## Given task
Copy out the entries below precisely; nothing is to be omitted.

Entries taken from a collection
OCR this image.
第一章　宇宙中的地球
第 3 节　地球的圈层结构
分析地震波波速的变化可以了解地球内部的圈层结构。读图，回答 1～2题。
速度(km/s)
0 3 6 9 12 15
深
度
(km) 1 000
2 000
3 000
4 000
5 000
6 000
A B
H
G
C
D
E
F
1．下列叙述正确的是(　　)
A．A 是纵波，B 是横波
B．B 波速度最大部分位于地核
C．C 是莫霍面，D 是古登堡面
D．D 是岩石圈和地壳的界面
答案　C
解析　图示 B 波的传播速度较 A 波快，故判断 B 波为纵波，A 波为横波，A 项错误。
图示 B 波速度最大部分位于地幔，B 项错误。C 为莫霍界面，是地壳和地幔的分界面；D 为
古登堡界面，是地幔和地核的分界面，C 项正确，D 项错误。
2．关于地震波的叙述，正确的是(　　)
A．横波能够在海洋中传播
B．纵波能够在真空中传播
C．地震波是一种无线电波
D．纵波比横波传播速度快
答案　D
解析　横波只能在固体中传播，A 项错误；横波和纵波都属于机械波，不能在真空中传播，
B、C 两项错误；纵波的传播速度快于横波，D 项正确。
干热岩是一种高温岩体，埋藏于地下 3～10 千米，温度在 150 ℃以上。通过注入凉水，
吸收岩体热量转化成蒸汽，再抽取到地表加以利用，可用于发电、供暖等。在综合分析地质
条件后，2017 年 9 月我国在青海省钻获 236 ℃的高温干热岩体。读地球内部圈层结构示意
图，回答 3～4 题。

## Reply
OCR this image.
第一章　宇宙中的地球
第 3 节　地球的圈层结构
分析地震波波速的变化可以了解地球内部的圈层结构。读图，回答 1～2题。
速度(km/s)
0 3 6 9 12 15
深
度
(km) 1 000
2 000
3 000
4 000
5 000
6 000
A B
H
G
C
D
E
F
1．下列叙述正确的是(　　)
A．A 是纵波，B 是横波
B．B 波速度最大部分位于地核
C．C 是莫霍面，D 是古登堡面
D．D 是岩石圈和地壳的界面
答案　C
解析　图示 B 波的传播速度较 A 波快，故判断 B 波为纵波，A 波为横波，A 项错误。
图示 B 波速度最大部分位于地幔，B 项错误。C 为莫霍界面，是地壳和地幔的分界面；D 为
古登堡界面，是地幔和地核的分界面，C 项正确，D 项错误。
2．关于地震波的叙述，正确的是(　　)
A．横波能够在海洋中传播
B．纵波能够在真空中传播
C．地震波是一种无线电波
D．纵波比横波传播速度快
答案　D
解析　横波只能在固体中传播，A 项错误；横波和纵波都属于机械波，不能在真空中传播，
B、C 两项错误；纵波的传播速度快于横波，D 项正确。
干热岩是一种高温岩体，埋藏于地下 3～10 千米，温度在 150 ℃以上。通过注入凉水，
吸收岩体热量转化成蒸汽，再抽取到地表加以利用，可用于发电、供暖等。在综合分析地质
条件后，2017 年 9 月我国在青海省钻获 236 ℃的高温干热岩体。读地球内部圈层结构示意
图，回答 3～4 题。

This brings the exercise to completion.